STATED EXERCISE:
Write each line out again exactly as written.

******************************

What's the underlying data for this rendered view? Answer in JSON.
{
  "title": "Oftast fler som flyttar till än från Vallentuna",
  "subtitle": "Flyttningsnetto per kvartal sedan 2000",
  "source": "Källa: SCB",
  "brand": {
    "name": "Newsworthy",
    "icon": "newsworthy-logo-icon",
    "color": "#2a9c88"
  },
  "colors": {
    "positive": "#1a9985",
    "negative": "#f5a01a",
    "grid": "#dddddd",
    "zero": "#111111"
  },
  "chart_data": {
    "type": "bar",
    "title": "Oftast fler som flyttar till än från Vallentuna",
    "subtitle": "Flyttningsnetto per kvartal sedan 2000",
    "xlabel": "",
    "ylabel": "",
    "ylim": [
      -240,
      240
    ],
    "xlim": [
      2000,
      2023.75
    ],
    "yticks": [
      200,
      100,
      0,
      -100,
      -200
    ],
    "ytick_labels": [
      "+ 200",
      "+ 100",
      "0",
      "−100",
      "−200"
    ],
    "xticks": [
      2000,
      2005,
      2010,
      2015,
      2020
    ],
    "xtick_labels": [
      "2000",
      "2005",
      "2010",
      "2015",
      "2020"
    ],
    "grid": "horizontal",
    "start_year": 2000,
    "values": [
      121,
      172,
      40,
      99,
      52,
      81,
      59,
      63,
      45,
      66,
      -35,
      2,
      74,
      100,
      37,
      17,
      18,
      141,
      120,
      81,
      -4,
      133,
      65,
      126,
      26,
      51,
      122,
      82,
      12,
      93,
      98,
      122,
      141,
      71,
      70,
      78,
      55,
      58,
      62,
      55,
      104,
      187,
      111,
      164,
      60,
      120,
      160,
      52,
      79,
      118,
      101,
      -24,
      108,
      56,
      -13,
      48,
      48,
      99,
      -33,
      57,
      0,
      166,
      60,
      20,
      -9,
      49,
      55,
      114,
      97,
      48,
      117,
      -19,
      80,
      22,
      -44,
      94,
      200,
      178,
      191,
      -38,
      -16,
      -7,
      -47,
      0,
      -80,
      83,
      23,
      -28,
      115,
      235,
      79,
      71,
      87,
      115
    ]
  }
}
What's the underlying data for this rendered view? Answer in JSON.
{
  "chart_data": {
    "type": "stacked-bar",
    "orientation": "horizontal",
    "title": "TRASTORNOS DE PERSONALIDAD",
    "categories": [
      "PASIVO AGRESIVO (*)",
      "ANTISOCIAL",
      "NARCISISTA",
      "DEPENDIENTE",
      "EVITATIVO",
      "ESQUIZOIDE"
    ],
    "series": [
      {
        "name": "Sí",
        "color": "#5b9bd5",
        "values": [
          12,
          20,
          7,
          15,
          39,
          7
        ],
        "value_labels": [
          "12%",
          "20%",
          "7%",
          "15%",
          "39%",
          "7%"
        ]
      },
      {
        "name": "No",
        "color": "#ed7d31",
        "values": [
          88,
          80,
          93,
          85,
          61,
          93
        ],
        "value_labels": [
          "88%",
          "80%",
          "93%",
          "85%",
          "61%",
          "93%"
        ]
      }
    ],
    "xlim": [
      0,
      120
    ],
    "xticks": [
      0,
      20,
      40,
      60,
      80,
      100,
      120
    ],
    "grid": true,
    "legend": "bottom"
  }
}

******************************

OUTPUT BELOW:
What's the underlying data for this rendered view? Answer in JSON.
{
  "title": "Oftast fler som flyttar till än från Vallentuna",
  "subtitle": "Flyttningsnetto per kvartal sedan 2000",
  "source": "Källa: SCB",
  "brand": {
    "name": "Newsworthy",
    "icon": "newsworthy-logo-icon",
    "color": "#2a9c88"
  },
  "colors": {
    "positive": "#1a9985",
    "negative": "#f5a01a",
    "grid": "#dddddd",
    "zero": "#111111"
  },
  "chart_data": {
    "type": "bar",
    "title": "Oftast fler som flyttar till än från Vallentuna",
    "subtitle": "Flyttningsnetto per kvartal sedan 2000",
    "xlabel": "",
    "ylabel": "",
    "ylim": [
      -240,
      240
    ],
    "xlim": [
      2000,
      2023.75
    ],
    "yticks": [
      200,
      100,
      0,
      -100,
      -200
    ],
    "ytick_labels": [
      "+ 200",
      "+ 100",
      "0",
      "−100",
      "−200"
    ],
    "xticks": [
      2000,
      2005,
      2010,
      2015,
      2020
    ],
    "xtick_labels": [
      "2000",
      "2005",
      "2010",
      "2015",
      "2020"
    ],
    "grid": "horizontal",
    "start_year": 2000,
    "values": [
      121,
      172,
      40,
      99,
      52,
      81,
      59,
      63,
      45,
      66,
      -35,
      2,
      74,
      100,
      37,
      17,
      18,
      141,
      120,
      81,
      -4,
      133,
      65,
      126,
      26,
      51,
      122,
      82,
      12,
      93,
      98,
      122,
      141,
      71,
      70,
      78,
      55,
      58,
      62,
      55,
      104,
      187,
      111,
      164,
      60,
      120,
      160,
      52,
      79,
      118,
      101,
      -24,
      108,
      56,
      -13,
      48,
      48,
      99,
      -33,
      57,
      0,
      166,
      60,
      20,
      -9,
      49,
      55,
      114,
      97,
      48,
      117,
      -19,
      80,
      22,
      -44,
      94,
      200,
      178,
      191,
      -38,
      -16,
      -7,
      -47,
      0,
      -80,
      83,
      23,
      -28,
      115,
      235,
      79,
      71,
      87,
      115
    ]
  }
}
What's the underlying data for this rendered view? Answer in JSON.
{
  "chart_data": {
    "type": "stacked-bar",
    "orientation": "horizontal",
    "title": "TRASTORNOS DE PERSONALIDAD",
    "categories": [
      "PASIVO AGRESIVO (*)",
      "ANTISOCIAL",
      "NARCISISTA",
      "DEPENDIENTE",
      "EVITATIVO",
      "ESQUIZOIDE"
    ],
    "series": [
      {
        "name": "Sí",
        "color": "#5b9bd5",
        "values": [
          12,
          20,
          7,
          15,
          39,
          7
        ],
        "value_labels": [
          "12%",
          "20%",
          "7%",
          "15%",
          "39%",
          "7%"
        ]
      },
      {
        "name": "No",
        "color": "#ed7d31",
        "values": [
          88,
          80,
          93,
          85,
          61,
          93
        ],
        "value_labels": [
          "88%",
          "80%",
          "93%",
          "85%",
          "61%",
          "93%"
        ]
      }
    ],
    "xlim": [
      0,
      120
    ],
    "xticks": [
      0,
      20,
      40,
      60,
      80,
      100,
      120
    ],
    "grid": true,
    "legend": "bottom"
  }
}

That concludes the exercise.